■ Exercise objective
Copy out the records word for word, starting at the first line and ending with the line that contains "matn-text: (وإن كان".

■ Supplied records

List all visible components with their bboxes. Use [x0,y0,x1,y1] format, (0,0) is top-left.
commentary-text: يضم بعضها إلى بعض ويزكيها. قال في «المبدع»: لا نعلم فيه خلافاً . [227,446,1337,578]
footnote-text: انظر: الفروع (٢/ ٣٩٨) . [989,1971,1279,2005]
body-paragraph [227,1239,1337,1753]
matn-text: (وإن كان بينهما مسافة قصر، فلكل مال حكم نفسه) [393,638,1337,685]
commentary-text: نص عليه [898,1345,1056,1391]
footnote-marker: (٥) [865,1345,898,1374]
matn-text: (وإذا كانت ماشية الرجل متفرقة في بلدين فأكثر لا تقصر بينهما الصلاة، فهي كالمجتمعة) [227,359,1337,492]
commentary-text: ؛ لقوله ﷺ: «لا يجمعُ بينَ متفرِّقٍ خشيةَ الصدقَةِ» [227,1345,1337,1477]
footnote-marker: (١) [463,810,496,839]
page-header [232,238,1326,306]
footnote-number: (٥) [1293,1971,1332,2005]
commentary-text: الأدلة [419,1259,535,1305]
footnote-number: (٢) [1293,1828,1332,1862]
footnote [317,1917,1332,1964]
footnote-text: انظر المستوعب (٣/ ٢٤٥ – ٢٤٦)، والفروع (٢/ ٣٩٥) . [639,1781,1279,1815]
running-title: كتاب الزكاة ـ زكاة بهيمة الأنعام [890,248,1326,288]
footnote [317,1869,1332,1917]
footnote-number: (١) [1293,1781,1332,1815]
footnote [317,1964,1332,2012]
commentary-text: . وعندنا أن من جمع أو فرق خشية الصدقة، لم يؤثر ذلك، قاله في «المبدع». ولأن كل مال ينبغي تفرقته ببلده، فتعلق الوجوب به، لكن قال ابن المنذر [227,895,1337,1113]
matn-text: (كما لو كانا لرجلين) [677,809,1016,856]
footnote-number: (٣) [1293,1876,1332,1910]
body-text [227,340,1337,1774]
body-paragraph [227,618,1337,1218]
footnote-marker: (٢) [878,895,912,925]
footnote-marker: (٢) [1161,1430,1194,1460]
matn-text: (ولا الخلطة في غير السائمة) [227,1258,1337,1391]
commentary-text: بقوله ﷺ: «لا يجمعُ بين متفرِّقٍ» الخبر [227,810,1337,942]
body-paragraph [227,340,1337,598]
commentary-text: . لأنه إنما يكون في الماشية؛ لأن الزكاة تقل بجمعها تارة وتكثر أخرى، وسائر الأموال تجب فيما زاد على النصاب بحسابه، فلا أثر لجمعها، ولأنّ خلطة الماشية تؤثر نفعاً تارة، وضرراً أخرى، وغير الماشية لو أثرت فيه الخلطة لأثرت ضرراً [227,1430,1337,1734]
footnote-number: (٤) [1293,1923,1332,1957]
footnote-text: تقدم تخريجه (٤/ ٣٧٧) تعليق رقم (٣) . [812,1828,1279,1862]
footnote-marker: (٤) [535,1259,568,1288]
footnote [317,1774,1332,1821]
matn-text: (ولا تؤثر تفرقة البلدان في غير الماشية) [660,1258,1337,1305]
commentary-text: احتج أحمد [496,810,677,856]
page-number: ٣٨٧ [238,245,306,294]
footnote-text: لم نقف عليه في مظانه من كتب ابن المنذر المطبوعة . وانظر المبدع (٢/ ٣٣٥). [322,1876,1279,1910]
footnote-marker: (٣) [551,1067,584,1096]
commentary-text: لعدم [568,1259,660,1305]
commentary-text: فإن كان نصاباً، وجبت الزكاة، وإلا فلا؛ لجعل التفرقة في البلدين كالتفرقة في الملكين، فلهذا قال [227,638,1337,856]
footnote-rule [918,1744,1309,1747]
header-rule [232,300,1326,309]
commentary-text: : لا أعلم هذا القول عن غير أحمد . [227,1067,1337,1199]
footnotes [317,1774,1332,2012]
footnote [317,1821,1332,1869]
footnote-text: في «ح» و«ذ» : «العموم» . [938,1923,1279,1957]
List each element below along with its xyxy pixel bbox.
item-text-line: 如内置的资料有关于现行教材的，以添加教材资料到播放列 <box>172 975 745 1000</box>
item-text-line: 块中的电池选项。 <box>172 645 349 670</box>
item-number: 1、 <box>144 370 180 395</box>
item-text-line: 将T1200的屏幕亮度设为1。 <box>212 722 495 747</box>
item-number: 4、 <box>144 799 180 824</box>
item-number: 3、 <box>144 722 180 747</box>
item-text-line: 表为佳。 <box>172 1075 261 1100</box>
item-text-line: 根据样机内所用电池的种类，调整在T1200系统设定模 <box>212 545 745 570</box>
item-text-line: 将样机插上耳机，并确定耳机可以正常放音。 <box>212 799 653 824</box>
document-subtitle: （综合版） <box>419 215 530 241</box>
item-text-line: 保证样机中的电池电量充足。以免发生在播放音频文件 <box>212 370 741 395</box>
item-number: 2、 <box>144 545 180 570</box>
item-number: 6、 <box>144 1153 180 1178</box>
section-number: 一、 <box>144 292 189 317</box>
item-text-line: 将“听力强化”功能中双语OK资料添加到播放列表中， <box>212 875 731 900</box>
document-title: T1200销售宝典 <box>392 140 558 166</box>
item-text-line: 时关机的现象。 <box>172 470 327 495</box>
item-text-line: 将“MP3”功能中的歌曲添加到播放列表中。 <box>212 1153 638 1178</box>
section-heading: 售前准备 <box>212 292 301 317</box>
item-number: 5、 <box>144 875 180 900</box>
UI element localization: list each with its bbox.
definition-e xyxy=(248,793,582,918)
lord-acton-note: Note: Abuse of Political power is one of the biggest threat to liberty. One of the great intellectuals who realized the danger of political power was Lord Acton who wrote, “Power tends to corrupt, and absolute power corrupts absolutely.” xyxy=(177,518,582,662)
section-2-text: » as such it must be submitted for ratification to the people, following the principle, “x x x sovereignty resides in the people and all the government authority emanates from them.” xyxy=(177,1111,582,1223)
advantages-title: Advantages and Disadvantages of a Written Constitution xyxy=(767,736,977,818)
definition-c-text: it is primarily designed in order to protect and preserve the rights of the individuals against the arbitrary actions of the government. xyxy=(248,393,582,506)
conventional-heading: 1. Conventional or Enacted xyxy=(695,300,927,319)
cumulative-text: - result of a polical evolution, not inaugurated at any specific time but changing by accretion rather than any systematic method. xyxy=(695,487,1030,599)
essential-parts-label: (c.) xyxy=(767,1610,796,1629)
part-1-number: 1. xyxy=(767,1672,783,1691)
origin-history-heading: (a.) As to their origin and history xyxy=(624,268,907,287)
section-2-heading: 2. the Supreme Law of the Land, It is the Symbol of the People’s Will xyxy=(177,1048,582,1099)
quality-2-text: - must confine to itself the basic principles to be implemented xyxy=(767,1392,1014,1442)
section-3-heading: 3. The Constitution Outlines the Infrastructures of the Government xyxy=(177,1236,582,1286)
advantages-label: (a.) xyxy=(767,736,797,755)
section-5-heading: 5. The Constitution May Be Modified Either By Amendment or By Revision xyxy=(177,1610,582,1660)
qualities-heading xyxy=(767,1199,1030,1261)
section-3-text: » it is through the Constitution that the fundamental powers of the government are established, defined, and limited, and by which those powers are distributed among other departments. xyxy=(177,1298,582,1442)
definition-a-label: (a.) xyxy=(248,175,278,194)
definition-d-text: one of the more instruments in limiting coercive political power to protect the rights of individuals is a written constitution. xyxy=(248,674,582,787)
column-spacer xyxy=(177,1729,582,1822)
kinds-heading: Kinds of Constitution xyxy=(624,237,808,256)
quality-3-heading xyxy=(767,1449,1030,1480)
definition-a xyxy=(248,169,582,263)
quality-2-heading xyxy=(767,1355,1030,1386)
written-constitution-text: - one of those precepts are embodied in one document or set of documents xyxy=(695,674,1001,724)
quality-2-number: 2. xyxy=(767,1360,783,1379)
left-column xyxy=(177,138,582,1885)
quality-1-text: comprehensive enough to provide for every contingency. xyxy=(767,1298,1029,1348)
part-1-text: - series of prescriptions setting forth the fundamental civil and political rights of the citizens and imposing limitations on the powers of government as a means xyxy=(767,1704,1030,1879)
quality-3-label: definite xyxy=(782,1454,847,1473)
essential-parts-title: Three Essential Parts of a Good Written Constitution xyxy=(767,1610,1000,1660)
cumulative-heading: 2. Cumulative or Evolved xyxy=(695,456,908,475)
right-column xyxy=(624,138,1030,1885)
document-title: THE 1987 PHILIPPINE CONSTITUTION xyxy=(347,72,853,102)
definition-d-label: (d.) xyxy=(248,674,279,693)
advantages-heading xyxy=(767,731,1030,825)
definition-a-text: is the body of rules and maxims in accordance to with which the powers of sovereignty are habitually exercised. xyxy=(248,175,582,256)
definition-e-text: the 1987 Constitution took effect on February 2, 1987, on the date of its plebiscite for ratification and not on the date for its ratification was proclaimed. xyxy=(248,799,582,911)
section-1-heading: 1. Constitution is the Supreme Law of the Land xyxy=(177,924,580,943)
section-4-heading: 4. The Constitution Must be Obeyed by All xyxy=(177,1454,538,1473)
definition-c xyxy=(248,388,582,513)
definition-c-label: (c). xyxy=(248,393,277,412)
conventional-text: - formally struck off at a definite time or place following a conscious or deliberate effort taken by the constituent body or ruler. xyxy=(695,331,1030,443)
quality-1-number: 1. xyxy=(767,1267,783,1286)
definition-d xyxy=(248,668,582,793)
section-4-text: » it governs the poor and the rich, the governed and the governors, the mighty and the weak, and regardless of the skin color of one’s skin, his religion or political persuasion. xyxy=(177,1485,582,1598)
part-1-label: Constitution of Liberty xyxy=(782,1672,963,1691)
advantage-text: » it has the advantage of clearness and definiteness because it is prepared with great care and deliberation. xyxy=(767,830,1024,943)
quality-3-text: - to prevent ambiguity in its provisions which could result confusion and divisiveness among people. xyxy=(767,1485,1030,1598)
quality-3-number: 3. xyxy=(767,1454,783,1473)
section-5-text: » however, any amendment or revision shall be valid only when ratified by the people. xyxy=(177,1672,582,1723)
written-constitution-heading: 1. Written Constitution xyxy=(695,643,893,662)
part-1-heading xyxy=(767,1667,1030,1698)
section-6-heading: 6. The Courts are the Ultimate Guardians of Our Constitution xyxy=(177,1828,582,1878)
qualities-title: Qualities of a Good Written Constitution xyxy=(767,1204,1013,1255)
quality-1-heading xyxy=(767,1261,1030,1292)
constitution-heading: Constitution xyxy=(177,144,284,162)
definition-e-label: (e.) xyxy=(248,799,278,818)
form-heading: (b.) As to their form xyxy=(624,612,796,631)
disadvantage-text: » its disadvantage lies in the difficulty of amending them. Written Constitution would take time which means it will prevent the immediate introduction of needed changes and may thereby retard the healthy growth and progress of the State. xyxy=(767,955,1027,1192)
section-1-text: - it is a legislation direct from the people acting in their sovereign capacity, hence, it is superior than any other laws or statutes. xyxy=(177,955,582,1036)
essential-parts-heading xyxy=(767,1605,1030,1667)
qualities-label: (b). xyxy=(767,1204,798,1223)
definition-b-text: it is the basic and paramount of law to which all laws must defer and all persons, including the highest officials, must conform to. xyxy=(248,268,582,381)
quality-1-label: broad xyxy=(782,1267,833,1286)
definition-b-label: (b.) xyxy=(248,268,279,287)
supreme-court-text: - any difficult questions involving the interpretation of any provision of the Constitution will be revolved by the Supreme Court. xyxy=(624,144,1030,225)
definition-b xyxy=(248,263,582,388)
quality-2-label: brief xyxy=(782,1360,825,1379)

■ Answer for the task
List all visible components with their bboxes. Use [x0,y0,x1,y1] format, (0,0) is top-left.
commentary-text: يضم بعضها إلى بعض ويزكيها. قال في «المبدع»: لا نعلم فيه خلافاً . [227,446,1337,578]
footnote-text: انظر: الفروع (٢/ ٣٩٨) . [989,1971,1279,2005]
body-paragraph [227,1239,1337,1753]
matn-text: (وإن كان بينهما مسافة قصر، فلكل مال حكم نفسه) [393,638,1337,685]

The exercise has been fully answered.